Given request> Using the records below, copy out exactly the line that contains "Extract all readable text from this page." and every line that follows it, up to and including the last, and no others.

* Start Excerpted records *

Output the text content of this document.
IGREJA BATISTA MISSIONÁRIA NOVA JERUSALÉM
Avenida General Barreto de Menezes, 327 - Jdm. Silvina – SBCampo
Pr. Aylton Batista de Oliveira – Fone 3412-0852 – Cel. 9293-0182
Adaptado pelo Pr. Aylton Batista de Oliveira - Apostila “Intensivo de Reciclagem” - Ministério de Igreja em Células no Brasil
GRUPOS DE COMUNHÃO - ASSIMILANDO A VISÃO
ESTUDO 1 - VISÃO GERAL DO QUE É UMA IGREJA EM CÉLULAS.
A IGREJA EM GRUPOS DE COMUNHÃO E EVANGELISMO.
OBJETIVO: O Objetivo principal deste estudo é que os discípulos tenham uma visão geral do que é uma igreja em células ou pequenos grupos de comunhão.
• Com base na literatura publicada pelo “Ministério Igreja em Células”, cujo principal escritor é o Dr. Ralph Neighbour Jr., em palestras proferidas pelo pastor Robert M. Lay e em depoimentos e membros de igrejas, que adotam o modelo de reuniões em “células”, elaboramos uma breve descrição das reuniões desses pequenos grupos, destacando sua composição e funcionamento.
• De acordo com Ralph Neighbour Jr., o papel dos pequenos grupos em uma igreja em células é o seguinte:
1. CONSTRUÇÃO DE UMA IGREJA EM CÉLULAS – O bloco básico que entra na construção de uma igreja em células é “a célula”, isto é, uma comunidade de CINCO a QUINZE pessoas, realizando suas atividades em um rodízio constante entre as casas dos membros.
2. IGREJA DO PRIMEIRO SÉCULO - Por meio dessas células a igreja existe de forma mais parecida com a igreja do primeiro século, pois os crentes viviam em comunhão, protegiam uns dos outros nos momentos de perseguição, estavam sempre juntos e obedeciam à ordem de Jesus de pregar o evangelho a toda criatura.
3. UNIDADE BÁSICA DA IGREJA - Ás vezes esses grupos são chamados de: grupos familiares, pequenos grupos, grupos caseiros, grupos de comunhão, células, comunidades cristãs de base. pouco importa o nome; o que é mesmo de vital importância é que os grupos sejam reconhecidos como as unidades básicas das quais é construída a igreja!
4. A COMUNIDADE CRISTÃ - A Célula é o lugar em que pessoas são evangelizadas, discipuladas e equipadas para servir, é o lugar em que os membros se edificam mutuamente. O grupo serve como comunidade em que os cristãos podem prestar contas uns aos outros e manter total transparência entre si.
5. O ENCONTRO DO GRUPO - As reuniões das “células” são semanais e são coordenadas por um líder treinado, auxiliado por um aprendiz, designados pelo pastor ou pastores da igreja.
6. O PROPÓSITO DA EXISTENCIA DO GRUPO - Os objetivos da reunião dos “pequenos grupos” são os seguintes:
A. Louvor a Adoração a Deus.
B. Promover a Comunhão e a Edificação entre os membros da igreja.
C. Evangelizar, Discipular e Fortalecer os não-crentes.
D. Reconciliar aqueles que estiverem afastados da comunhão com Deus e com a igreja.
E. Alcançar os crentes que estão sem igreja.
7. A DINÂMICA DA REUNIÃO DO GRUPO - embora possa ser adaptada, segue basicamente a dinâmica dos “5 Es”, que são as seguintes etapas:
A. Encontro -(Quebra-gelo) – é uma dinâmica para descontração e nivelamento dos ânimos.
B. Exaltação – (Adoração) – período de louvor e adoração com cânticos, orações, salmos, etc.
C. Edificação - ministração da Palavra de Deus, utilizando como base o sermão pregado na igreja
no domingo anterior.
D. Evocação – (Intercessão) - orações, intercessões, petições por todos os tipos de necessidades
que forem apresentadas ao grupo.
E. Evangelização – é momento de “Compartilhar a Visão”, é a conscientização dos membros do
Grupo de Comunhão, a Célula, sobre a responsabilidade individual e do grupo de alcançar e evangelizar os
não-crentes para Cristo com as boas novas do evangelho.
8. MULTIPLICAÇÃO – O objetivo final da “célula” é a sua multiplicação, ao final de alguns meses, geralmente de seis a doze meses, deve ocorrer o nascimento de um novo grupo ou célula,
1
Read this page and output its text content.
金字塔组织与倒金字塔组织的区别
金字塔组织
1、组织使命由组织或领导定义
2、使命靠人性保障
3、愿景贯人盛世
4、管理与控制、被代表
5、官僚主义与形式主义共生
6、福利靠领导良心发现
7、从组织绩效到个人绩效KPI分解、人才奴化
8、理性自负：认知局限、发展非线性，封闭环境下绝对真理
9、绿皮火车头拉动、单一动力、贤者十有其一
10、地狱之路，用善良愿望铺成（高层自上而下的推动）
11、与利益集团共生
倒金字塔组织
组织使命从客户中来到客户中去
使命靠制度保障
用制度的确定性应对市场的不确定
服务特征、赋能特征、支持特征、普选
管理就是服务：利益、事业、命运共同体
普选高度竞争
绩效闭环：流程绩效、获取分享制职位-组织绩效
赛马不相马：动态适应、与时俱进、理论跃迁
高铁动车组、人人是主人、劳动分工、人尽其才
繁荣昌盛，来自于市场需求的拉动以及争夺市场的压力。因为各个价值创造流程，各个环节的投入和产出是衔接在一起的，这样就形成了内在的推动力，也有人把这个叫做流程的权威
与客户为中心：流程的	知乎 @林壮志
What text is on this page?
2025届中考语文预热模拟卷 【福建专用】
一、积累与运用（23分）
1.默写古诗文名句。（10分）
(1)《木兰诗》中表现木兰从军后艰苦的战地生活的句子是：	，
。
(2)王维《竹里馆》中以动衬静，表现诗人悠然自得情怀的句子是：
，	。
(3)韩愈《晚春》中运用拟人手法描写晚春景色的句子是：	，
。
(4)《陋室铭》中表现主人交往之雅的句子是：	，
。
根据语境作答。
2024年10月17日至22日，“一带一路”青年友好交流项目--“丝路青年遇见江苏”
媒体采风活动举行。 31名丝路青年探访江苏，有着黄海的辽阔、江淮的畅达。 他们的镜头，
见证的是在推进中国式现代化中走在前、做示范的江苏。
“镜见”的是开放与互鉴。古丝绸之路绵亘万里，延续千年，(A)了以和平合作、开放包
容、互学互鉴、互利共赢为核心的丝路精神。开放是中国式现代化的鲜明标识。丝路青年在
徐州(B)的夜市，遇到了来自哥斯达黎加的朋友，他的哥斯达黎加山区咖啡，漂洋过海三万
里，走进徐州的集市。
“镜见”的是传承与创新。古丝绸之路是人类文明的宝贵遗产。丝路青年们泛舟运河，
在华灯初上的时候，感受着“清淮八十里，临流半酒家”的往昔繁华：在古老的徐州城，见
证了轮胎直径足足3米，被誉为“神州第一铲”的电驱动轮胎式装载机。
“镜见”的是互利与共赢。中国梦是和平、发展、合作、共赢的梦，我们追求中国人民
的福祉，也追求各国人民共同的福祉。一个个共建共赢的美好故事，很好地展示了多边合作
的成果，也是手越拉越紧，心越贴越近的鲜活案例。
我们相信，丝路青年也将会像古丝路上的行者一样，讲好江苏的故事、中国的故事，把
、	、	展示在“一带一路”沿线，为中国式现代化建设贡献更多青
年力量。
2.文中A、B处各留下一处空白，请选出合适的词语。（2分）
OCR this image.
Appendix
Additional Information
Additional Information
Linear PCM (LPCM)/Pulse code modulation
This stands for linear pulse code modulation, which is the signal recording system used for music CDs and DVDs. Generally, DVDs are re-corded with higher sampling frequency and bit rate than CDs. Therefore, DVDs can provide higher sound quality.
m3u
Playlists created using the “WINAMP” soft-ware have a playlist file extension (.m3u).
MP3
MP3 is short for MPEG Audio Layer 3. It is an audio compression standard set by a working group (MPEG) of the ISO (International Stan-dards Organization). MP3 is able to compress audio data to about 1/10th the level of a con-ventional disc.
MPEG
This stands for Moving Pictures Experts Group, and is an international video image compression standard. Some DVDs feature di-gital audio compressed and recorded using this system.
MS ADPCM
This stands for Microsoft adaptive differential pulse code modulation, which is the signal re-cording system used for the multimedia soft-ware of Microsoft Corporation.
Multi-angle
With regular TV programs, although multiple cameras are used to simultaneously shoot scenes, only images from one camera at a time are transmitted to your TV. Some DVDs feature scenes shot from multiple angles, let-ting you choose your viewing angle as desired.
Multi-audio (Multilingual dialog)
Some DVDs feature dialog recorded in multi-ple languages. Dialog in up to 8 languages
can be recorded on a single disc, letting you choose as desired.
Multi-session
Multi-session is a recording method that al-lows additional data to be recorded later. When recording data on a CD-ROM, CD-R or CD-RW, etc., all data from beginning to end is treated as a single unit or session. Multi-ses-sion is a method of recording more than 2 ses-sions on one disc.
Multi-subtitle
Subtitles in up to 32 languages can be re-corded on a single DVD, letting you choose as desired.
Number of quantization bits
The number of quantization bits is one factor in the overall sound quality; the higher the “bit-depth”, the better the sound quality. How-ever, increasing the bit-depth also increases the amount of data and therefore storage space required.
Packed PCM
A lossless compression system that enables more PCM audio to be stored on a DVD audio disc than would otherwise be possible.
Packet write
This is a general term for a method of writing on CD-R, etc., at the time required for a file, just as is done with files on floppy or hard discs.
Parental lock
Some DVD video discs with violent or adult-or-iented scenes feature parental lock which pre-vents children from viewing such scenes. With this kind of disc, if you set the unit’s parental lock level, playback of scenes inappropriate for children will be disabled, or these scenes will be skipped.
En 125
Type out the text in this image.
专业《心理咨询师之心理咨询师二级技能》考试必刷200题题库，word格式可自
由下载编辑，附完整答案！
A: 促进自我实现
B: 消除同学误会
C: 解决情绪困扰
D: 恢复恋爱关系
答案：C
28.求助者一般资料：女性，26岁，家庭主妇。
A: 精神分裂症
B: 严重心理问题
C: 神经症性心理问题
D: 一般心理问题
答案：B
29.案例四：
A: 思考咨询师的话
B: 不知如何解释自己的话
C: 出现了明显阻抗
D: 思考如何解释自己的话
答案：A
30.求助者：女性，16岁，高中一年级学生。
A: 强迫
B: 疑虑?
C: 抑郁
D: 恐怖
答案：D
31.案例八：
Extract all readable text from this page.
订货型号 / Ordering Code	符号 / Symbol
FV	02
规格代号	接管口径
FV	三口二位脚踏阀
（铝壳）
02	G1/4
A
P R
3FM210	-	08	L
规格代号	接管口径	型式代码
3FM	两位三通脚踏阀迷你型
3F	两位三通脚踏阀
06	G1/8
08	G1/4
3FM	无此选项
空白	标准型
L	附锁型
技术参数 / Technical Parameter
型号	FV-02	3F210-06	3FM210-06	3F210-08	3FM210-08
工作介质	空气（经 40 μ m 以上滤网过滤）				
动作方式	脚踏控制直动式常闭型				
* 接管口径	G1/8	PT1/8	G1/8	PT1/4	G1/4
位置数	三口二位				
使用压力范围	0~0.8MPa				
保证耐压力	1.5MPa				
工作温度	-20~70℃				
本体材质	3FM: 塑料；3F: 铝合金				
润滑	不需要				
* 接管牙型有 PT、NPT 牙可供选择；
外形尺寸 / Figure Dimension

* End Excerpted records *

Task result>
Extract all readable text from this page.
订货型号 / Ordering Code	符号 / Symbol
FV	02
规格代号	接管口径
FV	三口二位脚踏阀
（铝壳）
02	G1/4
A
P R
3FM210	-	08	L
规格代号	接管口径	型式代码
3FM	两位三通脚踏阀迷你型
3F	两位三通脚踏阀
06	G1/8
08	G1/4
3FM	无此选项
空白	标准型
L	附锁型
技术参数 / Technical Parameter
型号	FV-02	3F210-06	3FM210-06	3F210-08	3FM210-08
工作介质	空气（经 40 μ m 以上滤网过滤）				
动作方式	脚踏控制直动式常闭型				
* 接管口径	G1/8	PT1/8	G1/8	PT1/4	G1/4
位置数	三口二位				
使用压力范围	0~0.8MPa				
保证耐压力	1.5MPa				
工作温度	-20~70℃				
本体材质	3FM: 塑料；3F: 铝合金				
润滑	不需要				
* 接管牙型有 PT、NPT 牙可供选择；
外形尺寸 / Figure Dimension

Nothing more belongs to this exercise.